■ Cosa fare
1. Nel brano su Bastiat, per quale frase l'economista è noto soprattutto al grande pubblico?
2. Prosegui il brano su Bastiat a partire dalla sua ultima frase.

■ Testo proposto

'''

Tra liberisti e keynesiani siamo ancora ai tempi di Marco Cacco

Karl-Marx

Su Il Foglio di oggi si riprende un vecchio brano dell’economista Bastiat. Quest’ultimo è conosciuto dal grande pubblico soprattutto per la frase: “Dove passano le merci, non passano gli eserciti”. Ci ritorneremo a breve cercando di confutare questa affermazione con il medesimo metodo (il)logico usato Bastiat.
Bastiat fu definito da Marx “il più superficiale e quindi il meglio riuscito rappresentante dell’apologetica economica volgare”. Bastiat era uno di quelli che eternizzavano le leggi del capitalismo (sempre armoniche, ovviamente a meno di disturbi esterni) e che non comprendevano la sua natura soltanto sociale e storicamente determinata, quel signore “comicissimo…il quale s’immagina che gli antichi greci e romani vivessero soltanto di rapina. Ma se si vive di rapina per molti secoli, ci dovrà pur essere continuamente qualcosa da rapinare, ossia l’oggetto della rapina dovrà continuamente riprodursi. Sembra dunque che anche greci e romani avessero un processo di produzione, quindi un’economia, la quale costituiva il fondamento materiale del loro mondo esattamente come l’economia borghese costituisce il fondamento materiale del mondo contemporaneo. O forse il Bastiat ritiene che un modo di produzione poggiante sul lavoro degli schiavi poggi su un sistema di rapina? Allora si mette su un terreno pericoloso. Se un gigante del pensiero come Aristotele ha errato nella sua valutazione del lavoro degli schiavi , perché un economista nano come il Bastiat dovrebbe aver ragione nella sua valutazione del lavoro salariato”.

'''

■ Voci fornite

'''

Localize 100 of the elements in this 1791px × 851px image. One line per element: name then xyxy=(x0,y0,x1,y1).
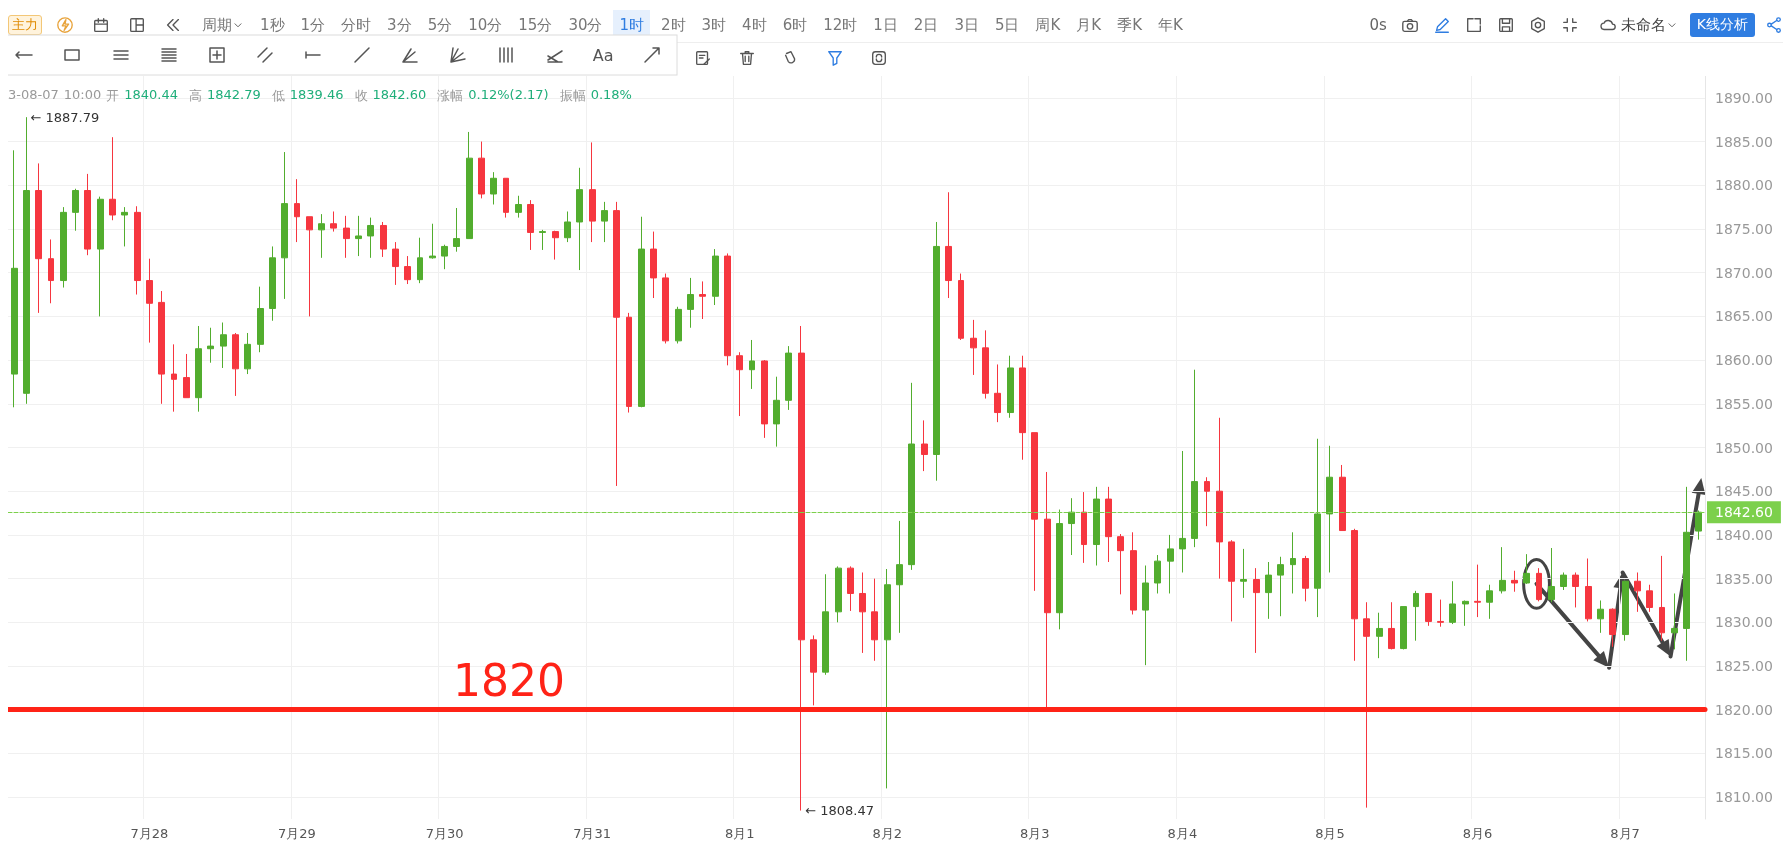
y-tick-label: 1845.00 xyxy=(1715,483,1773,500)
y-tick-label: 1820.00 xyxy=(1715,701,1773,718)
candlestick xyxy=(1400,606,1407,650)
candlestick xyxy=(736,351,743,417)
x-tick-label: 8月6 xyxy=(1462,826,1493,841)
candlestick xyxy=(1671,592,1678,650)
text: 10分 xyxy=(467,15,504,35)
candlestick xyxy=(1216,417,1223,580)
candlestick xyxy=(1388,601,1395,650)
candlestick xyxy=(1634,572,1641,613)
ref-line-label: 1820 xyxy=(453,655,565,707)
candlestick xyxy=(478,141,485,199)
candlestick xyxy=(1585,558,1592,622)
candlestick xyxy=(1253,567,1260,654)
candlestick xyxy=(527,199,534,251)
candlestick xyxy=(1290,531,1296,594)
candlestick xyxy=(982,329,989,400)
candlestick xyxy=(626,312,632,414)
candlestick xyxy=(1376,612,1383,659)
candlestick xyxy=(749,339,755,390)
text: 分时 xyxy=(340,15,373,35)
candlestick xyxy=(294,178,300,243)
y-tick-label: 1810.00 xyxy=(1715,789,1773,806)
candlestick xyxy=(662,273,669,344)
candlestick xyxy=(761,359,768,439)
candlestick xyxy=(1339,464,1346,532)
ref-line-label: 1842.60 xyxy=(1715,504,1773,521)
candlestick xyxy=(724,252,731,366)
candlestick xyxy=(699,280,706,320)
candlestick xyxy=(1228,539,1235,622)
candlestick xyxy=(503,177,509,219)
x-tick-label: 7月31 xyxy=(573,826,612,841)
text: 周期 xyxy=(201,15,233,35)
text: 0s xyxy=(1369,16,1387,34)
candlestick xyxy=(343,215,350,259)
y-tick-label: 1880.00 xyxy=(1715,177,1773,194)
candlestick xyxy=(1081,491,1087,564)
candlestick xyxy=(1511,570,1518,593)
y-tick-label: 1855.00 xyxy=(1715,395,1773,412)
candlestick xyxy=(1302,555,1309,602)
candlestick xyxy=(970,319,977,376)
candlestick xyxy=(453,207,460,253)
candlestick xyxy=(195,325,202,413)
candlestick xyxy=(650,231,657,299)
candlestick xyxy=(1597,599,1604,634)
candlestick xyxy=(1351,528,1358,662)
candlestick xyxy=(1240,548,1247,599)
text: 1分 xyxy=(299,15,327,35)
y-tick-label: 1860.00 xyxy=(1715,352,1773,369)
candlestick xyxy=(1683,486,1690,662)
text: K线分析 xyxy=(1689,13,1755,37)
candlestick xyxy=(1130,531,1137,615)
candlestick xyxy=(404,255,411,285)
candlestick xyxy=(945,191,952,299)
candlestick xyxy=(1659,555,1665,642)
candlestick xyxy=(1056,509,1063,630)
candlestick xyxy=(675,306,682,344)
text: 3日 xyxy=(953,15,980,35)
candlestick xyxy=(1646,584,1653,613)
x-tick-label: 8月3 xyxy=(1020,826,1050,841)
y-tick-label: 1850.00 xyxy=(1715,439,1773,456)
text: 15分 xyxy=(517,15,554,35)
candlestick xyxy=(232,332,239,397)
candlestick xyxy=(871,578,878,662)
candlestick xyxy=(1326,445,1333,573)
candlestick xyxy=(183,353,190,399)
candlestick xyxy=(1695,510,1702,541)
candlestick xyxy=(847,565,854,612)
candlestick xyxy=(933,221,940,482)
candlestick xyxy=(171,343,177,413)
candlestick xyxy=(1437,599,1444,628)
candlestick xyxy=(23,116,30,405)
text: 1日 xyxy=(872,15,899,35)
candlestick xyxy=(613,201,620,487)
candlestick xyxy=(1622,580,1629,642)
candlestick xyxy=(1068,497,1075,556)
candlestick xyxy=(601,201,608,243)
candlestick xyxy=(1179,450,1186,573)
y-tick-label: 1885.00 xyxy=(1715,133,1773,150)
x-tick-label: 7月28 xyxy=(130,826,169,841)
candlestick xyxy=(1204,476,1210,527)
text: 2日 xyxy=(912,15,940,35)
candlestick xyxy=(392,241,399,286)
candlestick xyxy=(1536,567,1542,602)
candlestick xyxy=(687,277,694,329)
candlestick xyxy=(158,290,165,405)
candlestick xyxy=(1167,534,1174,594)
text: Aa xyxy=(592,45,614,65)
candlestick xyxy=(330,210,337,233)
candlestick xyxy=(908,382,915,571)
text: 周K xyxy=(1034,15,1062,35)
y-tick-label: 1890.00 xyxy=(1715,89,1773,106)
text: 5日 xyxy=(993,15,1021,35)
candlestick xyxy=(958,273,964,341)
candlestick xyxy=(539,229,546,251)
x-tick-label: 8月1 xyxy=(724,826,755,841)
candlestick xyxy=(921,419,928,472)
candlestick xyxy=(109,136,116,221)
candlestick xyxy=(773,376,780,448)
candlestick xyxy=(1117,533,1124,595)
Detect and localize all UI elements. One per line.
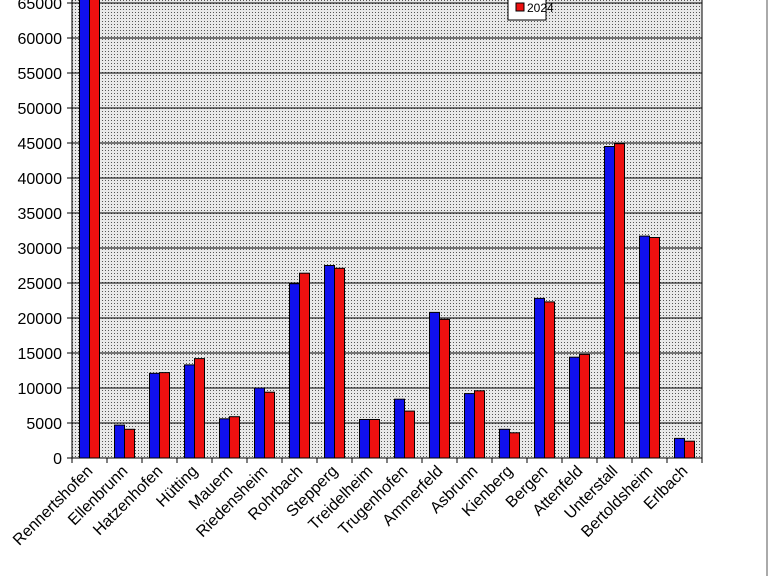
bar-2024	[684, 440, 695, 459]
bar-series-1	[324, 265, 335, 459]
legend-swatch-2024	[515, 2, 525, 12]
bar-2024	[264, 391, 275, 459]
bar-2024	[474, 390, 485, 459]
bar-2024	[614, 143, 625, 459]
x-axis-ticks: RennertshofenEllenbrunnHatzenhofenHüttin…	[10, 458, 703, 549]
bar-2024	[124, 428, 135, 459]
y-tick-label: 50000	[18, 101, 63, 118]
bar-series-1	[639, 235, 650, 459]
bar-series-1	[394, 398, 405, 459]
bar-series-1	[674, 437, 685, 459]
bar-2024	[544, 301, 555, 459]
y-tick-label: 20000	[18, 311, 63, 328]
bar-series-1	[114, 424, 125, 459]
bar-series-1	[569, 356, 580, 459]
bar-2024	[299, 272, 310, 459]
bar-series-1	[149, 372, 160, 459]
y-tick-label: 30000	[18, 241, 63, 258]
legend-label-2024: 2024	[527, 1, 554, 15]
bar-series-1	[429, 311, 440, 459]
y-tick-label: 0	[53, 451, 62, 468]
y-tick-label: 35000	[18, 206, 63, 223]
legend: 2024	[507, 0, 554, 21]
bar-series-1	[499, 428, 510, 459]
bar-2024	[579, 353, 590, 459]
bar-2024	[229, 416, 240, 459]
bar-2024	[89, 0, 100, 459]
bar-2024	[369, 419, 380, 459]
y-tick-label: 45000	[18, 136, 63, 153]
y-tick-label: 40000	[18, 171, 63, 188]
bar-series-1	[359, 419, 370, 459]
gridlines	[72, 2, 702, 424]
bar-2024	[439, 318, 450, 459]
y-axis-ticks: 0 5000 10000 15000 20000 25000 30000 35000 40000…	[18, 0, 72, 468]
bar-series-1	[184, 364, 195, 459]
bar-series-1	[219, 418, 230, 459]
bars	[79, 0, 695, 459]
y-tick-label: 60000	[18, 31, 63, 48]
y-tick-label: 5000	[26, 416, 62, 433]
bar-2024	[159, 372, 170, 459]
y-tick-label: 15000	[18, 346, 63, 363]
bar-2024	[509, 432, 520, 459]
bar-series-1	[289, 283, 300, 459]
y-tick-label: 25000	[18, 276, 63, 293]
bar-2024	[334, 267, 345, 459]
bar-2024	[649, 237, 660, 459]
bar-series-1	[534, 297, 545, 459]
bar-series-1	[79, 0, 90, 459]
bar-series-1	[254, 387, 265, 459]
bar-series-1	[464, 393, 475, 459]
y-tick-label: 10000	[18, 381, 63, 398]
bar-2024	[404, 410, 415, 459]
bar-2024	[194, 358, 205, 459]
plot-area	[72, 0, 702, 458]
y-tick-label: 65000	[18, 0, 63, 13]
y-tick-label: 55000	[18, 66, 63, 83]
bar-series-1	[604, 146, 615, 459]
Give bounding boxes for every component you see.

'''

■ Soluzioni dell'esercizio
1. "Dove passano le merci, non passano gli eserciti."

2.
Bastiat, dunque, a parere di Marx, non aveva le idee chiare, né sulla “forma valore o l’espressione di valore delle merci [che] nasce dalla natura del valore di merce; non, inversamente, il valore e la grandezza di valore dal loro modo di esprimersi come valore di scambio” (come appunto pensava Bastiat) , né sul processo di produzione e nemmeno sui rapporti sociali che costituiscono la trama all’interno della quale agiscono gli individui. Porre l’individuo isolato al centro della dottrina economica non ha molto senso, del resto il sistema che genera questa ideologia dell’atomismo soggettivo è proprio quello che concretamente si fonda sull’opposto, cioè sullo sviluppo accentuato di determinati rapporti sociali (“si sviluppano su scala crescente la forma cooperativa del processo di lavoro, la cosciente applicazione tecnica della scienza, lo sfruttamento metodico della terra, la conversione dei mezzi di lavoro in mezzi di lavoro utilizzabili soltanto in comune, l’economia di tutti i mezzi di produzione grazie al loro impiego come mezzi di produzione del lavoro sociale combinato, l’inserimento e l’intreccio di tutti i popoli nella rete del mercato mondiale…”, Marx).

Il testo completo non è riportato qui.